## [WHAT TO DO]
Without the pictures, copy the entries below word for word.
═══ SUPPLIED INFORMATION ═══
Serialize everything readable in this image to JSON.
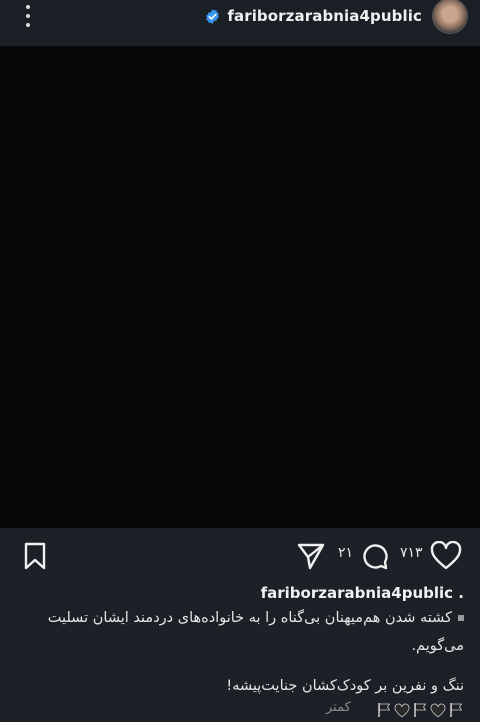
{
  "header": {
    "username": "fariborzarabnia4public",
    "verified_icon": "verified-badge-icon",
    "menu_icon": "more-vertical-icon"
  },
  "actions": {
    "like_count": "۷۱۳",
    "comment_count": "۲۱",
    "icons": [
      "heart-icon",
      "comment-icon",
      "share-icon",
      "save-icon"
    ]
  },
  "caption": {
    "username": "fariborzarabnia4public .",
    "line1": "کشته شدن هم‌میهنان بی‌گناه را به خانواده‌های دردمند ایشان تسلیت می‌گویم.",
    "line2": "ننگ و نفرین بر کودک‌کشان جنایت‌پیشه!",
    "less_label": "کمتر",
    "emoji": [
      "black-flag",
      "black-heart",
      "black-flag",
      "black-heart",
      "black-flag"
    ]
  },
  "colors": {
    "background": "#1c2027",
    "media": "#080808",
    "verified": "#3897f0"
  }
}
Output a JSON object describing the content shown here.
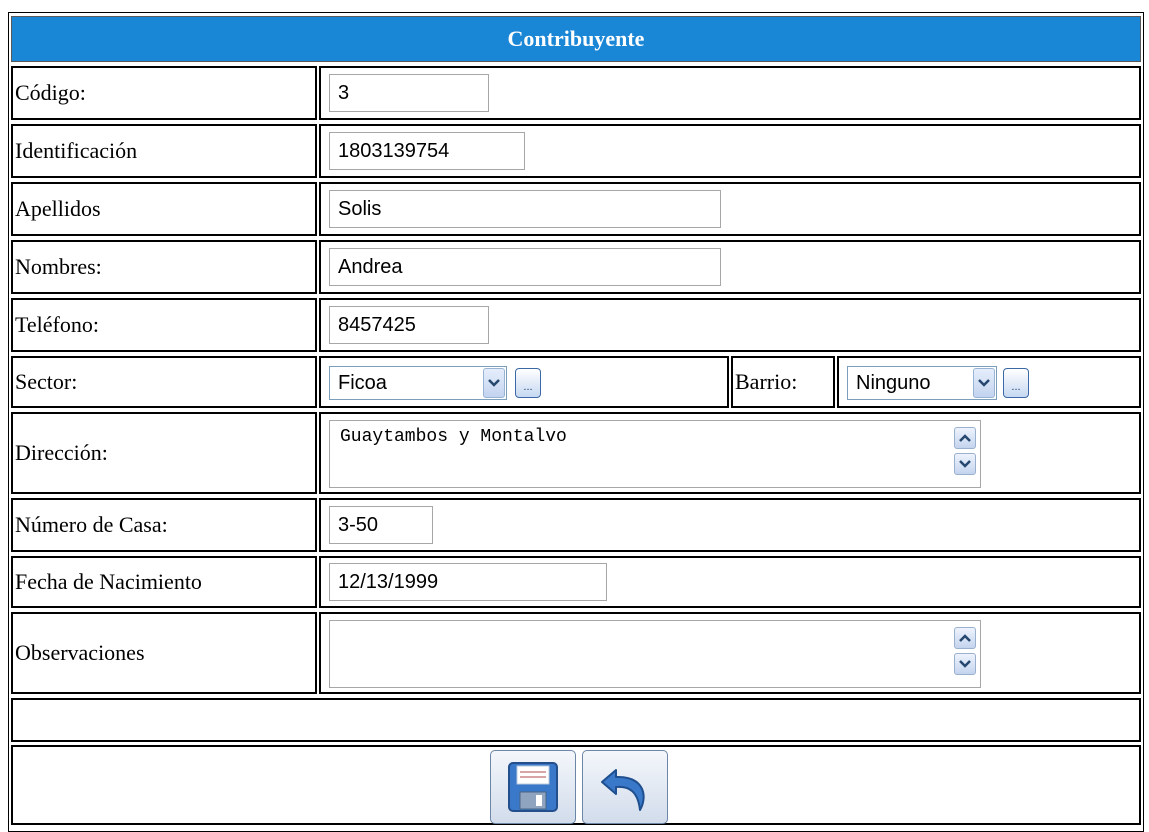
{
  "form": {
    "title": "Contribuyente",
    "fields": {
      "codigo": {
        "label": "Código:",
        "value": "3"
      },
      "identificacion": {
        "label": "Identificación",
        "value": "1803139754"
      },
      "apellidos": {
        "label": "Apellidos",
        "value": "Solis"
      },
      "nombres": {
        "label": "Nombres:",
        "value": "Andrea"
      },
      "telefono": {
        "label": "Teléfono:",
        "value": "8457425"
      },
      "sector": {
        "label": "Sector:",
        "selected": "Ficoa",
        "more_button": "..."
      },
      "barrio": {
        "label": "Barrio:",
        "selected": "Ninguno",
        "more_button": "..."
      },
      "direccion": {
        "label": "Dirección:",
        "value": "Guaytambos y Montalvo"
      },
      "numero_casa": {
        "label": "Número de Casa:",
        "value": "3-50"
      },
      "fecha_nacimiento": {
        "label": "Fecha de Nacimiento",
        "value": "12/13/1999"
      },
      "observaciones": {
        "label": "Observaciones",
        "value": ""
      }
    },
    "message": ""
  },
  "actions": {
    "save_icon": "floppy-disk-icon",
    "undo_icon": "undo-arrow-icon"
  },
  "colors": {
    "header_bg": "#1a86d6",
    "header_text": "#ffffff",
    "button_icon": "#3a78c9"
  }
}
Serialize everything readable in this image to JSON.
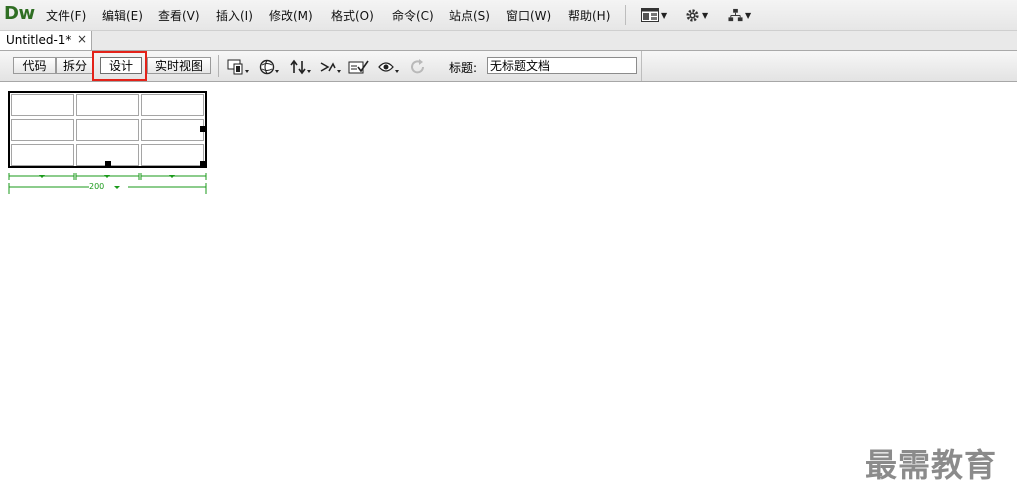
{
  "app": {
    "logo": "Dw"
  },
  "menu": {
    "items": [
      {
        "label": "文件(F)"
      },
      {
        "label": "编辑(E)"
      },
      {
        "label": "查看(V)"
      },
      {
        "label": "插入(I)"
      },
      {
        "label": "修改(M)"
      },
      {
        "label": "格式(O)"
      },
      {
        "label": "命令(C)"
      },
      {
        "label": "站点(S)"
      },
      {
        "label": "窗口(W)"
      },
      {
        "label": "帮助(H)"
      }
    ],
    "icons": [
      "layout-icon",
      "gear-icon",
      "site-icon"
    ]
  },
  "document": {
    "tab_label": "Untitled-1*",
    "close_glyph": "×"
  },
  "doc_toolbar": {
    "views": [
      {
        "label": "代码"
      },
      {
        "label": "拆分"
      },
      {
        "label": "设计",
        "active": true
      },
      {
        "label": "实时视图"
      }
    ],
    "title_label": "标题:",
    "title_value": "无标题文档",
    "highlight_color": "#e32219"
  },
  "table": {
    "rows": 3,
    "cols": 3,
    "column_width_label": "200",
    "width_indicator_color": "#1a9a1a"
  },
  "watermark": "最需教育"
}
═══
## [WRITTEN RESPONSE]
Serialize everything readable in this image to JSON.
{
  "header": {
    "username": "fariborzarabnia4public",
    "verified_icon": "verified-badge-icon",
    "menu_icon": "more-vertical-icon"
  },
  "actions": {
    "like_count": "۷۱۳",
    "comment_count": "۲۱",
    "icons": [
      "heart-icon",
      "comment-icon",
      "share-icon",
      "save-icon"
    ]
  },
  "caption": {
    "username": "fariborzarabnia4public .",
    "line1": "کشته شدن هم‌میهنان بی‌گناه را به خانواده‌های دردمند ایشان تسلیت می‌گویم.",
    "line2": "ننگ و نفرین بر کودک‌کشان جنایت‌پیشه!",
    "less_label": "کمتر",
    "emoji": [
      "black-flag",
      "black-heart",
      "black-flag",
      "black-heart",
      "black-flag"
    ]
  },
  "colors": {
    "background": "#1c2027",
    "media": "#080808",
    "verified": "#3897f0"
  }
}
Output a JSON object describing the content shown here.
{
  "form": {
    "title": "Contribuyente",
    "fields": {
      "codigo": {
        "label": "Código:",
        "value": "3"
      },
      "identificacion": {
        "label": "Identificación",
        "value": "1803139754"
      },
      "apellidos": {
        "label": "Apellidos",
        "value": "Solis"
      },
      "nombres": {
        "label": "Nombres:",
        "value": "Andrea"
      },
      "telefono": {
        "label": "Teléfono:",
        "value": "8457425"
      },
      "sector": {
        "label": "Sector:",
        "selected": "Ficoa",
        "more_button": "..."
      },
      "barrio": {
        "label": "Barrio:",
        "selected": "Ninguno",
        "more_button": "..."
      },
      "direccion": {
        "label": "Dirección:",
        "value": "Guaytambos y Montalvo"
      },
      "numero_casa": {
        "label": "Número de Casa:",
        "value": "3-50"
      },
      "fecha_nacimiento": {
        "label": "Fecha de Nacimiento",
        "value": "12/13/1999"
      },
      "observaciones": {
        "label": "Observaciones",
        "value": ""
      }
    },
    "message": ""
  },
  "actions": {
    "save_icon": "floppy-disk-icon",
    "undo_icon": "undo-arrow-icon"
  },
  "colors": {
    "header_bg": "#1a86d6",
    "header_text": "#ffffff",
    "button_icon": "#3a78c9"
  }
}
Serialize everything readable in this image to JSON.
{
  "app": {
    "logo": "Dw"
  },
  "menu": {
    "items": [
      {
        "label": "文件(F)"
      },
      {
        "label": "编辑(E)"
      },
      {
        "label": "查看(V)"
      },
      {
        "label": "插入(I)"
      },
      {
        "label": "修改(M)"
      },
      {
        "label": "格式(O)"
      },
      {
        "label": "命令(C)"
      },
      {
        "label": "站点(S)"
      },
      {
        "label": "窗口(W)"
      },
      {
        "label": "帮助(H)"
      }
    ],
    "icons": [
      "layout-icon",
      "gear-icon",
      "site-icon"
    ]
  },
  "document": {
    "tab_label": "Untitled-1*",
    "close_glyph": "×"
  },
  "doc_toolbar": {
    "views": [
      {
        "label": "代码"
      },
      {
        "label": "拆分"
      },
      {
        "label": "设计",
        "active": true
      },
      {
        "label": "实时视图"
      }
    ],
    "title_label": "标题:",
    "title_value": "无标题文档",
    "highlight_color": "#e32219"
  },
  "table": {
    "rows": 3,
    "cols": 3,
    "column_width_label": "200",
    "width_indicator_color": "#1a9a1a"
  },
  "watermark": "最需教育"
}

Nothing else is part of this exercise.